本文 ::
****
移住・定住促進を掲げた「南三陸町総合戦略」とは?

―まず、「南三陸町総合戦略」について簡単にご説明いただけますか?

少子高齢化・人口減少が進むなか、各自治体は対策を余儀なくされています。南三陸町は、東日本大震災で甚大な影響を受けたこともあり、人口減少は特に深刻な問題となっています。

そこで、少子高齢化・人口減少への対応と活力ある持続可能な地域の実現を目的に、2016年1月に「南三陸町総合戦略」を策定しました(同年12月に一部改訂)。その中の基本目標のひとつとして、町として初めて、移住・定住促進への取り組みを打ち出したのです。

―それまでは移住・定住促進には町として力を入れていなかったのでしょうか。

震災前は、人口流出をいかに防ぐかということに重点を置いていました。しかし震災後は、ボランティアの方々を含めて交流人口が増えたこともあり、外から人を呼び込もうという発想に切り替わったのです。国が掲げている地方創生の影響もあり、移住・定住促進を事業としてしっかり進めていこうということになりました。

―「南三陸町総合戦略」の基本目標2「私たちはともに未来を拓く人々が集う家(まち)をつくります」ですね。「まち」を「家」で表しているのは……?

これは、現在住んでいる人も、帰ってくる人も、これから入ってくる人も、一緒に未来を創っていく場所・集える場所(=まち)を、家族が集う家のような存在としたいという思いを表現したものです。

情報発信や住宅の確保など、さまざまな取り組みを実施

―移住・定住促進のため、具体的にどのような取り組みを行っているのでしょか。

ひとつの柱は移住総合窓口の開設です。2016年8月に「移住支援センター」をオープンし、移住相談を受けたり、首都圏で開催される移住セミナーに出展したりしています。また、移住・定住を促進する上で欠かせないのが、住宅の確保です。南三陸町では、町内の住宅環境の整備に時間がかかるという事情がありますので、まずは家賃補助や仮設住宅の一時利用などを進めています。

―移住・定住には、まず住む家が必要ですもんね……。
****
データ ::
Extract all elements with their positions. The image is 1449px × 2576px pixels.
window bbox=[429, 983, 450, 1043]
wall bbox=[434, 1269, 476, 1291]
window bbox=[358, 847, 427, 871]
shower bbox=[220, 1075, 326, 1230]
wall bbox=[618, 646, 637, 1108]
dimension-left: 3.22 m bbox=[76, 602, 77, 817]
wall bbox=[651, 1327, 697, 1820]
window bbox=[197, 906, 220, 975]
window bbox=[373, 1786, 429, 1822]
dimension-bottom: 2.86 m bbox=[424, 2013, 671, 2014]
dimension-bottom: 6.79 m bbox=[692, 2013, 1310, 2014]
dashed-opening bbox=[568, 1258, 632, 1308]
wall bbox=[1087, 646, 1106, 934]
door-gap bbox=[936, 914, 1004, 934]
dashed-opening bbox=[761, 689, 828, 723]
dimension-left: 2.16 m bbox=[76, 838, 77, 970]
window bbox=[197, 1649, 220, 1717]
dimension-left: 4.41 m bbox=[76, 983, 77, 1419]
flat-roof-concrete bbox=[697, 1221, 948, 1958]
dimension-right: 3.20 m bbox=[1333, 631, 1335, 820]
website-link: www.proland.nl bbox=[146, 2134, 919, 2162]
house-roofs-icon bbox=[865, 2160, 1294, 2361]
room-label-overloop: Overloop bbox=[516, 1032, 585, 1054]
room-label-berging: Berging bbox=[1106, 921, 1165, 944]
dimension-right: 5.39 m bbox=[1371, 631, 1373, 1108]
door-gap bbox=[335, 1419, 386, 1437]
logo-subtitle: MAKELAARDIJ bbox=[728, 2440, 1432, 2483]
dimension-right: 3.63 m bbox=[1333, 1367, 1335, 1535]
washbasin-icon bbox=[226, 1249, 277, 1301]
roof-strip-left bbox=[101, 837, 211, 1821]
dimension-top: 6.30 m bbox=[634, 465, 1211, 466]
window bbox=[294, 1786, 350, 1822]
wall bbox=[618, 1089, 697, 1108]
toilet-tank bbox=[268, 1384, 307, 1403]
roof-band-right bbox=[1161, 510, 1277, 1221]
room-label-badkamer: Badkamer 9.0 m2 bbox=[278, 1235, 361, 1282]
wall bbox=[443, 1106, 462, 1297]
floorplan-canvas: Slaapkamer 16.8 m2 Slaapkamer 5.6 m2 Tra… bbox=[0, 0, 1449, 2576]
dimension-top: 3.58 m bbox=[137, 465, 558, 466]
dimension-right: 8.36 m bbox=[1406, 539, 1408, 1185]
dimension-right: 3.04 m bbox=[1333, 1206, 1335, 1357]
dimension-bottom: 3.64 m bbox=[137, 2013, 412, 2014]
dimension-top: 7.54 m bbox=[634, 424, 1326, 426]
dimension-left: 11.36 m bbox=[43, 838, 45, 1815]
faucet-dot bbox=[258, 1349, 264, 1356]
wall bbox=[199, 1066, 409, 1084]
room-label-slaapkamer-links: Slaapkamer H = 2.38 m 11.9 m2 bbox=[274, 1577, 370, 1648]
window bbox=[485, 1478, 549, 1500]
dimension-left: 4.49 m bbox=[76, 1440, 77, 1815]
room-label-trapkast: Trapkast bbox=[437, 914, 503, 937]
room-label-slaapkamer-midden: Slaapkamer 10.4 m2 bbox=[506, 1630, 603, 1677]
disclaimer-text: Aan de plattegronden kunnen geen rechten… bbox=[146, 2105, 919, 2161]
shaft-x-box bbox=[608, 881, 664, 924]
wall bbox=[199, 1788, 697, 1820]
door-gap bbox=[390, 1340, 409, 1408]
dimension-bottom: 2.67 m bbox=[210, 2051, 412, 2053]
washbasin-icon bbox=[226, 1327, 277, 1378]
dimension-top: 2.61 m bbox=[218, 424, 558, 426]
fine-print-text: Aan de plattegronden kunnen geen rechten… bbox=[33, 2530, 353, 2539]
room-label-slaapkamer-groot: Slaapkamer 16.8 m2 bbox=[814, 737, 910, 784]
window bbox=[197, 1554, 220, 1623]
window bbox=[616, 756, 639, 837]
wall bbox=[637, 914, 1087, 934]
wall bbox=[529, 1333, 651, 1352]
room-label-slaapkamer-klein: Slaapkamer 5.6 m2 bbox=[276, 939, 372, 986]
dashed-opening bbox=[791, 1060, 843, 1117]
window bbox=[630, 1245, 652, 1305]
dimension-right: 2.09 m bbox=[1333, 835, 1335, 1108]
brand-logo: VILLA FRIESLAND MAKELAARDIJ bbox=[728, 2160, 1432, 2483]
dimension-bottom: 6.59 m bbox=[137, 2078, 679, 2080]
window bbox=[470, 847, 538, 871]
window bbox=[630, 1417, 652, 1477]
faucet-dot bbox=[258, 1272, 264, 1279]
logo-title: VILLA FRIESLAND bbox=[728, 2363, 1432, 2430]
****
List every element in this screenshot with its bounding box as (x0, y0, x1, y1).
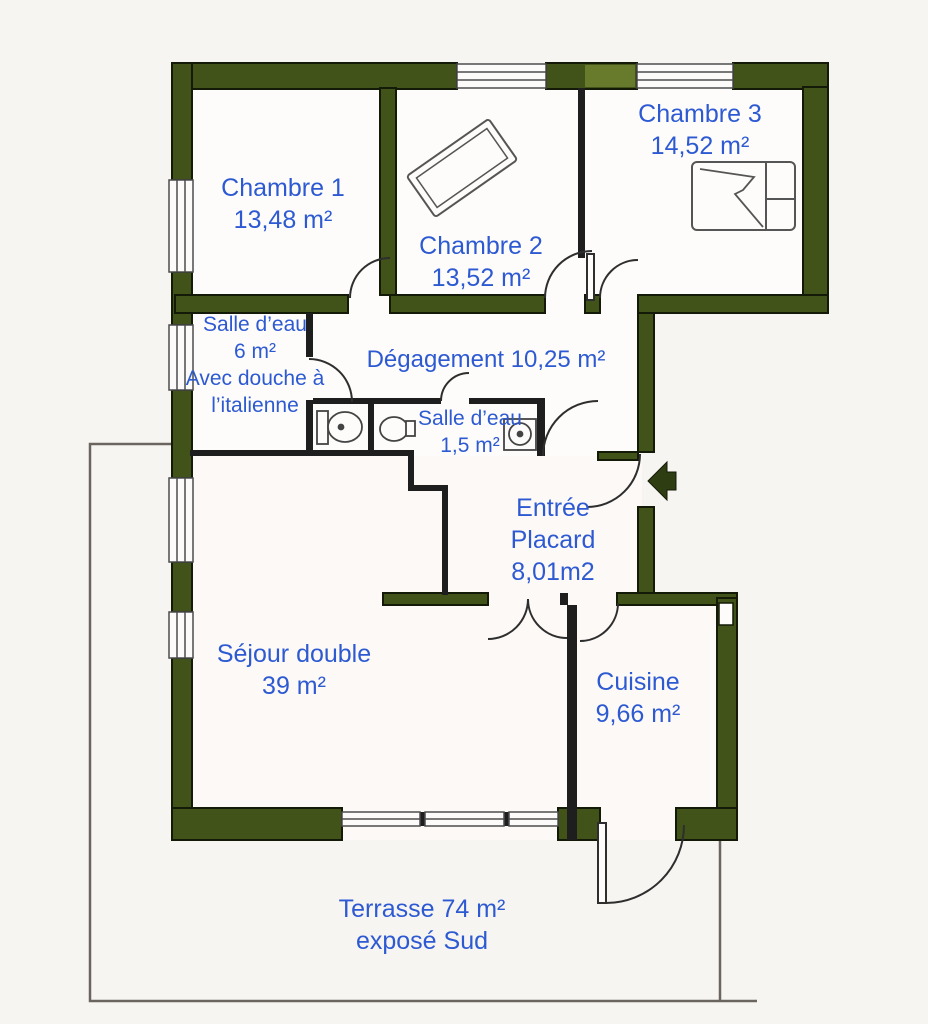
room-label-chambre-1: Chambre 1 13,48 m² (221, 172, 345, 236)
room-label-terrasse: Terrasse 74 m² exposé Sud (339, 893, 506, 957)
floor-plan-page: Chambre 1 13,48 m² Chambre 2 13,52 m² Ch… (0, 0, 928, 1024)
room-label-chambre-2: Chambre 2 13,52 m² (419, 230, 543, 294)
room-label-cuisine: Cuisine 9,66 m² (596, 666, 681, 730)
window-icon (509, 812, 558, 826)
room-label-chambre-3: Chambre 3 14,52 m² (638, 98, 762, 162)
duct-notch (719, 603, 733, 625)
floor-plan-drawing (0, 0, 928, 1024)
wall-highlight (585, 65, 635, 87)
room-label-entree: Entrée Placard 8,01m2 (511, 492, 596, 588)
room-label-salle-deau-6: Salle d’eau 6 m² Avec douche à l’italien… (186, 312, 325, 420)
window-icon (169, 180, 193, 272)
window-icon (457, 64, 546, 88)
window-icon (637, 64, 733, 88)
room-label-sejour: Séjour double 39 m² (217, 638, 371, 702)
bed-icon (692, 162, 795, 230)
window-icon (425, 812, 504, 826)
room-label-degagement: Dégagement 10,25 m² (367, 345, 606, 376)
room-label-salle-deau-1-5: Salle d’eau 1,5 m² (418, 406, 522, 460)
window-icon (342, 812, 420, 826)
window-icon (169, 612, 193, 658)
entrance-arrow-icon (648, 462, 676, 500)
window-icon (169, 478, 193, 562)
****
設問 ::
**1)** 本文のうち、「そこで、少子高齢化・人口減少」から「こうということになりました。」までを、両端の語句も含めてそのまま書き写しなさい。
**2)** 南三陸町の移住・定住促進についての本文を、最後の文に続けて書き進めなさい。

解答 ::
**1)**
そこで、少子高齢化・人口減少への対応と活力ある持続可能な地域の実現を目的に、2016年1月に「南三陸町総合戦略」を策定しました(同年12月に一部改訂)。その中の基本目標のひとつとして、町として初めて、移住・定住促進への取り組みを打ち出したのです。

―それまでは移住・定住促進には町として力を入れていなかったのでしょうか。

震災前は、人口流出をいかに防ぐかということに重点を置いていました。しかし震災後は、ボランティアの方々を含めて交流人口が増えたこともあり、外から人を呼び込もうという発想に切り替わったのです。国が掲げている地方創生の影響もあり、移住・定住促進を事業としてしっかり進めていこうということになりました。

**2)**
そこが私どもとしても心苦しいところでして……。空き家バンク制度の構築も進めていますが、まだ制度設計段階です。今年いっぱいで住宅環境が整ってくると思いますので、そのときに向けて、今は情報発信を含めた地道な種まきをしておこうかと。

―情報発信ではどのような点に力を入れていますか?

ホームページや移住セミナーなどで、地域の魅力を発信しています。特に、国際森林認証「FSC」や養殖水産物に対するエコラベル「ASC」認証の取得など、南三陸ならではの地域資源をアピールするようにしています。また、南三陸の魅力はなんといっても「人」なので、移住セミナーや移住ツアーなどで実際に交流することを大切にしています。

南三陸町の移住・定住促進の取り組みについて話をする企画課の阿部大輔さん

南三陸町が目指す移住・定住のカタチとは?

―町としては、どのような人に移住・定住してもらいたいと考えているのでしょうか。

移住・定住促進といっても、ただ頭数を増やせばいいと考えているわけではありません。地域がうまく回っていくことが重要なので、町民と協力して「家(まち)」をつくっていってくださる方に来てもらいたいですね。また、町の活性化、持続可能な地域づくりという観点からは、起業家精神を持った方も必要としています。結果的に地域の魅力アップにつながれば、必ずしも移住・定住にこだわらなくてもいいと思っています。幅広く多様な人材を受け入れていきたいですね。

―今後の展開や、力を入れていく点について教えてください。

お試し移住(ショートステイ)の実施や、空き家バンク制度の構築にも、順次着手していきます。空き家バンク制度については、制度だけつくっておしまい、ではないと思っています。顔が見える仲介をするなど、受け入れ地域の人々にも安心感を与えられるようなサポートが必要だろうと……。移住・定住する側にとっても、何かあったときに頼ったり相談したりできる先があるかどうかがカギになります。双方の安心感のためには、地域ぐるみで取り組む必要性があると思っています。

南三陸町にはいいもの・いいところはたくさんありますが、そのどれかひとつを打ち出したからといって、簡単に人を呼び込めるわけではありません。移住・定住促進だけでなく、総合戦略のほかの取り組みもあわせて進めてこそ、地域の活性化につながります。そんなふうにして、一緒に「家(まち)」を作っていける人に、ぜひ来てもらいたいですね。

―ありがとうございました。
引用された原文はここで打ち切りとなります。